-- start DATASET EXTRACT --

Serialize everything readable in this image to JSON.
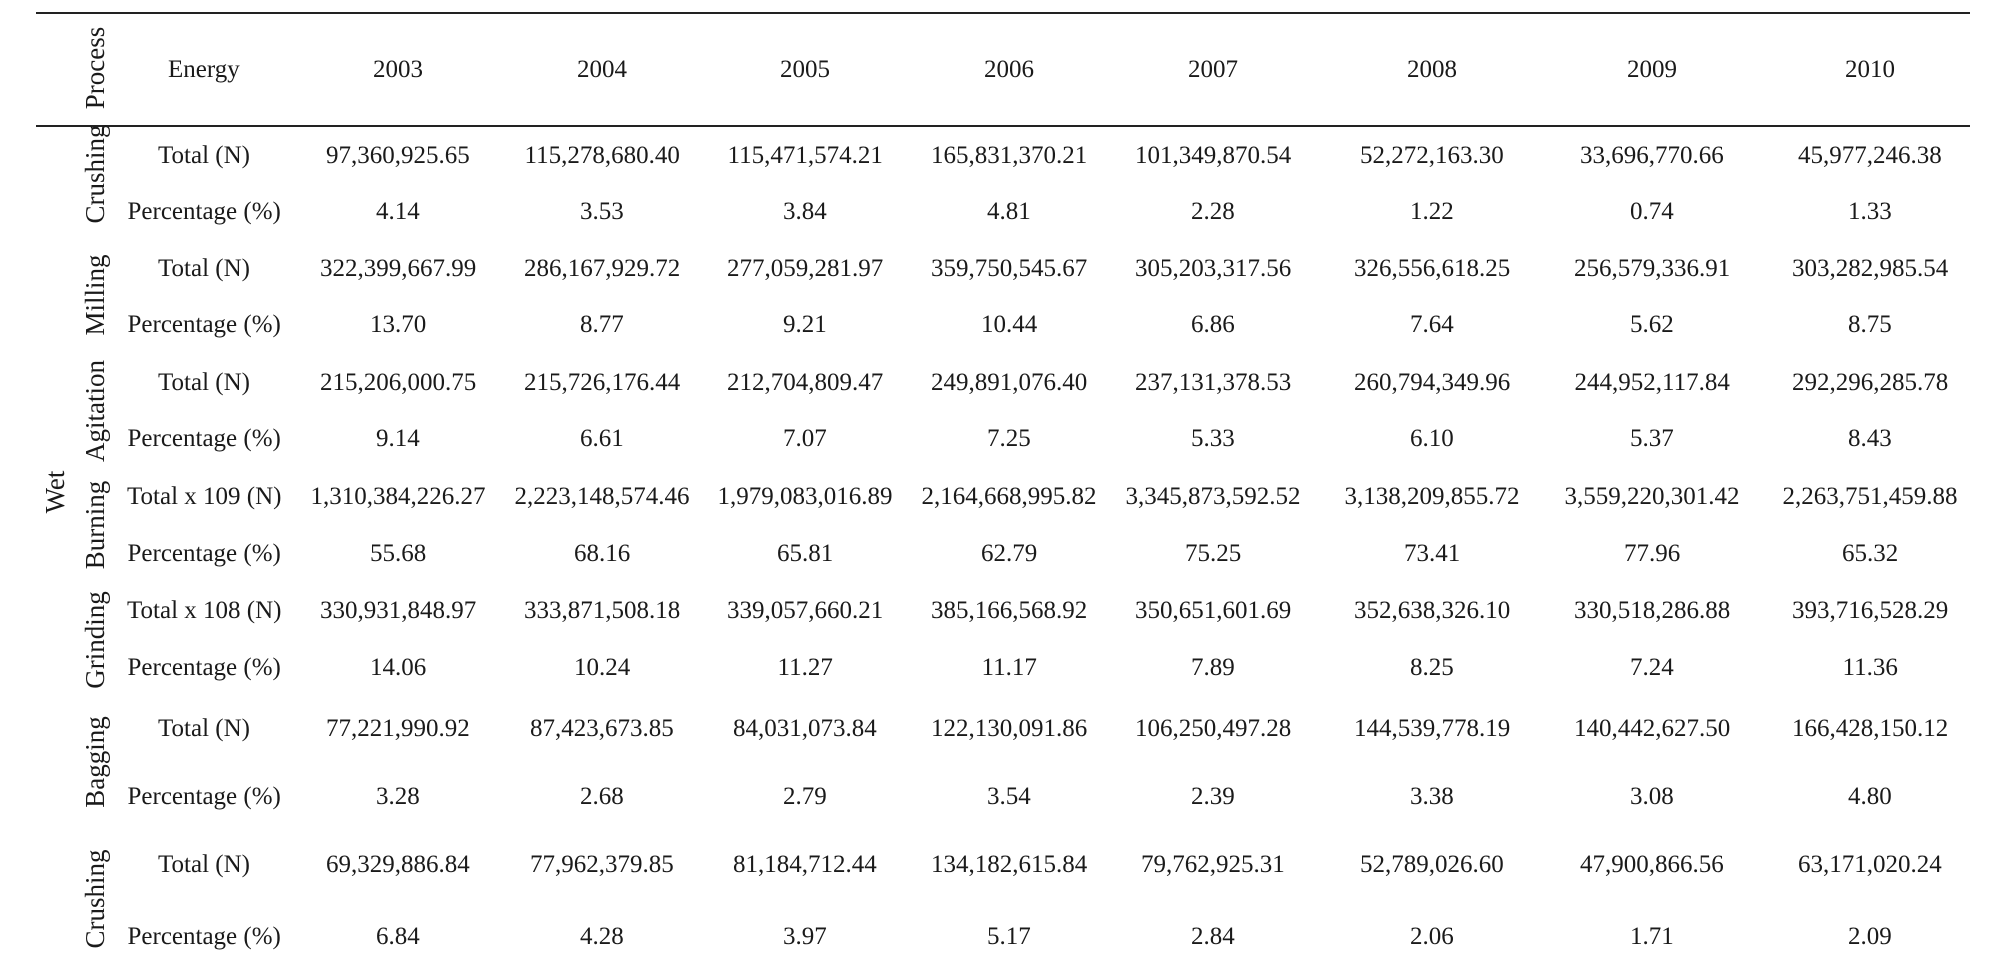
{
  "table": {
    "header": {
      "process": "Process",
      "energy": "Energy",
      "years": [
        "2003",
        "2004",
        "2005",
        "2006",
        "2007",
        "2008",
        "2009",
        "2010"
      ]
    },
    "group_label": "Wet",
    "processes": [
      {
        "name": "Crushing",
        "rows": [
          {
            "label": "Total (N)",
            "values": [
              "97,360,925.65",
              "115,278,680.40",
              "115,471,574.21",
              "165,831,370.21",
              "101,349,870.54",
              "52,272,163.30",
              "33,696,770.66",
              "45,977,246.38"
            ]
          },
          {
            "label": "Percentage (%)",
            "values": [
              "4.14",
              "3.53",
              "3.84",
              "4.81",
              "2.28",
              "1.22",
              "0.74",
              "1.33"
            ]
          }
        ]
      },
      {
        "name": "Milling",
        "rows": [
          {
            "label": "Total (N)",
            "values": [
              "322,399,667.99",
              "286,167,929.72",
              "277,059,281.97",
              "359,750,545.67",
              "305,203,317.56",
              "326,556,618.25",
              "256,579,336.91",
              "303,282,985.54"
            ]
          },
          {
            "label": "Percentage (%)",
            "values": [
              "13.70",
              "8.77",
              "9.21",
              "10.44",
              "6.86",
              "7.64",
              "5.62",
              "8.75"
            ]
          }
        ]
      },
      {
        "name": "Agitation",
        "rows": [
          {
            "label": "Total (N)",
            "values": [
              "215,206,000.75",
              "215,726,176.44",
              "212,704,809.47",
              "249,891,076.40",
              "237,131,378.53",
              "260,794,349.96",
              "244,952,117.84",
              "292,296,285.78"
            ]
          },
          {
            "label": "Percentage (%)",
            "values": [
              "9.14",
              "6.61",
              "7.07",
              "7.25",
              "5.33",
              "6.10",
              "5.37",
              "8.43"
            ]
          }
        ]
      },
      {
        "name": "Burning",
        "rows": [
          {
            "label": "Total x 109 (N)",
            "values": [
              "1,310,384,226.27",
              "2,223,148,574.46",
              "1,979,083,016.89",
              "2,164,668,995.82",
              "3,345,873,592.52",
              "3,138,209,855.72",
              "3,559,220,301.42",
              "2,263,751,459.88"
            ]
          },
          {
            "label": "Percentage (%)",
            "values": [
              "55.68",
              "68.16",
              "65.81",
              "62.79",
              "75.25",
              "73.41",
              "77.96",
              "65.32"
            ]
          }
        ]
      },
      {
        "name": "Grinding",
        "rows": [
          {
            "label": "Total x 108 (N)",
            "values": [
              "330,931,848.97",
              "333,871,508.18",
              "339,057,660.21",
              "385,166,568.92",
              "350,651,601.69",
              "352,638,326.10",
              "330,518,286.88",
              "393,716,528.29"
            ]
          },
          {
            "label": "Percentage (%)",
            "values": [
              "14.06",
              "10.24",
              "11.27",
              "11.17",
              "7.89",
              "8.25",
              "7.24",
              "11.36"
            ]
          }
        ]
      },
      {
        "name": "Bagging",
        "rows": [
          {
            "label": "Total (N)",
            "values": [
              "77,221,990.92",
              "87,423,673.85",
              "84,031,073.84",
              "122,130,091.86",
              "106,250,497.28",
              "144,539,778.19",
              "140,442,627.50",
              "166,428,150.12"
            ]
          },
          {
            "label": "Percentage (%)",
            "values": [
              "3.28",
              "2.68",
              "2.79",
              "3.54",
              "2.39",
              "3.38",
              "3.08",
              "4.80"
            ]
          }
        ]
      },
      {
        "name": "Crushing",
        "rows": [
          {
            "label": "Total (N)",
            "values": [
              "69,329,886.84",
              "77,962,379.85",
              "81,184,712.44",
              "134,182,615.84",
              "79,762,925.31",
              "52,789,026.60",
              "47,900,866.56",
              "63,171,020.24"
            ]
          },
          {
            "label": "Percentage (%)",
            "values": [
              "6.84",
              "4.28",
              "3.97",
              "5.17",
              "2.84",
              "2.06",
              "1.71",
              "2.09"
            ]
          }
        ]
      }
    ]
  }
}
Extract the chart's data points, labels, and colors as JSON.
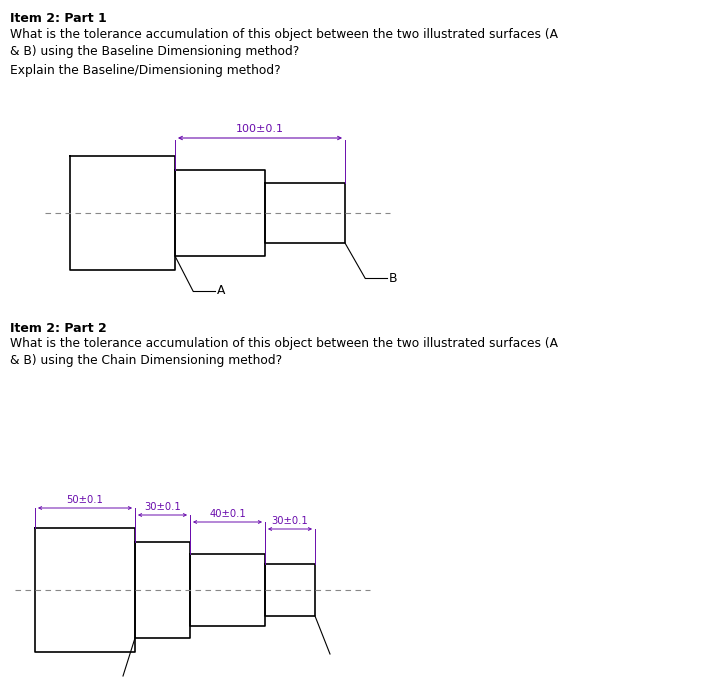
{
  "title1": "Item 2: Part 1",
  "text1": "What is the tolerance accumulation of this object between the two illustrated surfaces (A\n& B) using the Baseline Dimensioning method?",
  "text2": "Explain the Baseline/Dimensioning method?",
  "title2": "Item 2: Part 2",
  "text3": "What is the tolerance accumulation of this object between the two illustrated surfaces (A\n& B) using the Chain Dimensioning method?",
  "dim_color": "#6a0dad",
  "line_color": "#000000",
  "dash_color": "#888888",
  "bg_color": "#ffffff",
  "font_size_title": 9,
  "font_size_text": 8.8,
  "font_size_dim": 8.0
}
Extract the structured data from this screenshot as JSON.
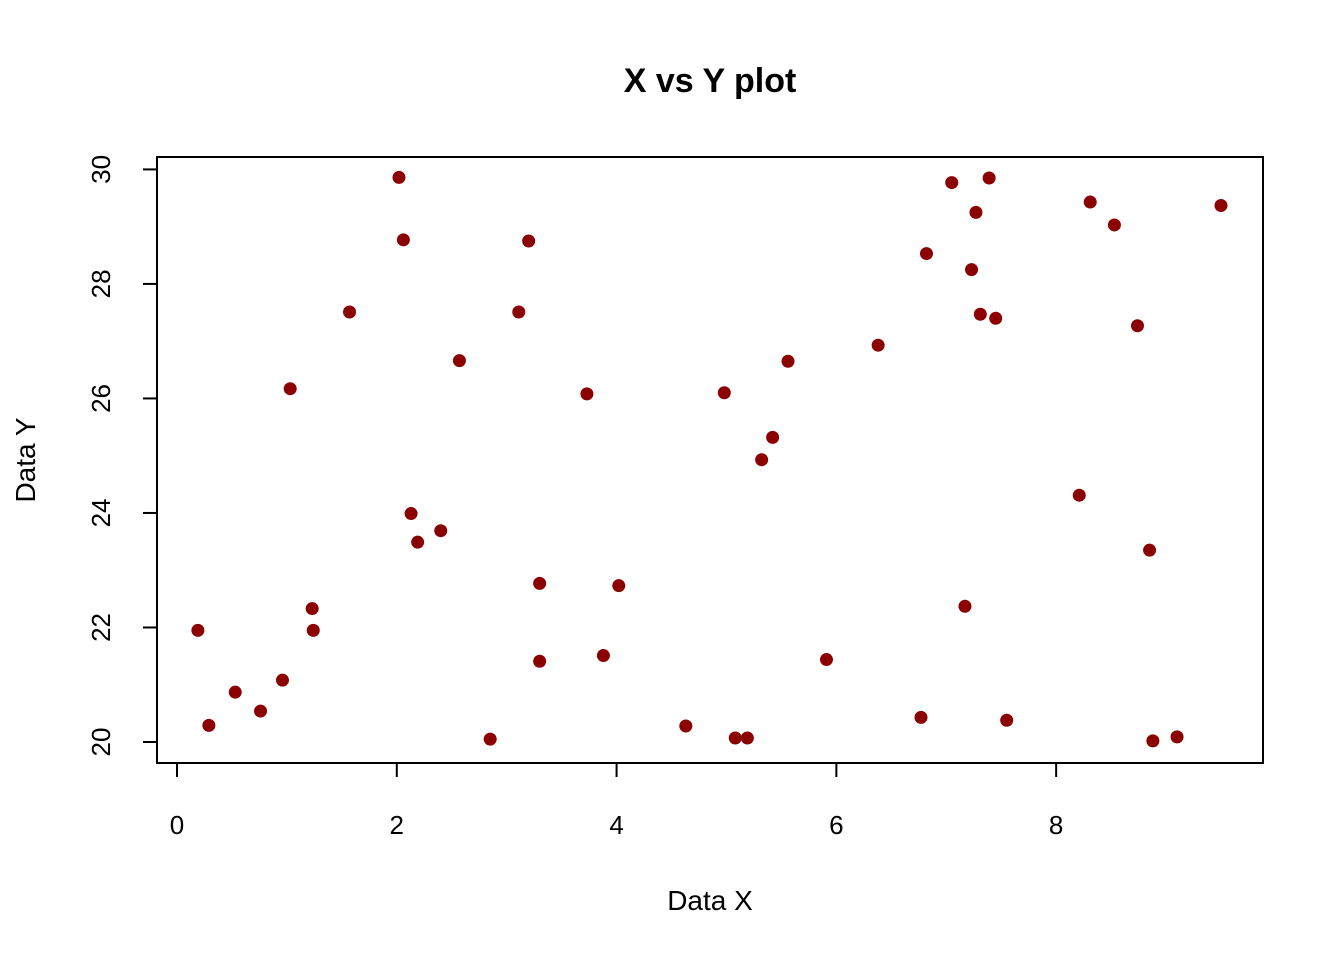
{
  "chart_data": {
    "type": "scatter",
    "title": "X vs Y plot",
    "xlabel": "Data X",
    "ylabel": "Data Y",
    "xlim": [
      0,
      9.5
    ],
    "ylim": [
      20,
      29.85
    ],
    "x_ticks": [
      "0",
      "2",
      "4",
      "6",
      "8"
    ],
    "y_ticks": [
      "20",
      "22",
      "24",
      "26",
      "28",
      "30"
    ],
    "grid": false,
    "marker_color": "#8B0000",
    "series": [
      {
        "points": [
          [
            0.19,
            21.95
          ],
          [
            0.29,
            20.29
          ],
          [
            0.53,
            20.87
          ],
          [
            0.76,
            20.54
          ],
          [
            0.96,
            21.08
          ],
          [
            1.03,
            26.17
          ],
          [
            1.23,
            22.33
          ],
          [
            1.24,
            21.95
          ],
          [
            1.57,
            27.51
          ],
          [
            2.02,
            29.86
          ],
          [
            2.06,
            28.77
          ],
          [
            2.13,
            23.99
          ],
          [
            2.19,
            23.49
          ],
          [
            2.4,
            23.69
          ],
          [
            2.57,
            26.66
          ],
          [
            2.85,
            20.05
          ],
          [
            3.11,
            27.51
          ],
          [
            3.2,
            28.75
          ],
          [
            3.3,
            22.77
          ],
          [
            3.3,
            21.41
          ],
          [
            3.73,
            26.08
          ],
          [
            3.88,
            21.51
          ],
          [
            4.02,
            22.73
          ],
          [
            4.63,
            20.28
          ],
          [
            4.98,
            26.1
          ],
          [
            5.08,
            20.07
          ],
          [
            5.19,
            20.07
          ],
          [
            5.32,
            24.93
          ],
          [
            5.42,
            25.32
          ],
          [
            5.56,
            26.65
          ],
          [
            5.91,
            21.44
          ],
          [
            6.38,
            26.93
          ],
          [
            6.77,
            20.43
          ],
          [
            6.82,
            28.53
          ],
          [
            7.05,
            29.77
          ],
          [
            7.17,
            22.37
          ],
          [
            7.23,
            28.25
          ],
          [
            7.27,
            29.25
          ],
          [
            7.31,
            27.47
          ],
          [
            7.39,
            29.85
          ],
          [
            7.45,
            27.4
          ],
          [
            7.55,
            20.38
          ],
          [
            8.21,
            24.31
          ],
          [
            8.31,
            29.43
          ],
          [
            8.53,
            29.03
          ],
          [
            8.74,
            27.27
          ],
          [
            8.85,
            23.35
          ],
          [
            8.88,
            20.02
          ],
          [
            9.1,
            20.09
          ],
          [
            9.5,
            29.37
          ]
        ]
      }
    ]
  }
}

-- end DATASET EXTRACT --

Return each full line of the entries that contains the word "accumulation".

→ SOLVED PROBLEM
  "text1": "What is the tolerance accumulation of this object between the two illustrated surfaces (A\n& B) using the Baseline Dimensioning method?",
  "text3": "What is the tolerance accumulation of this object between the two illustrated surfaces (A\n& B) using the Chain Dimensioning method?",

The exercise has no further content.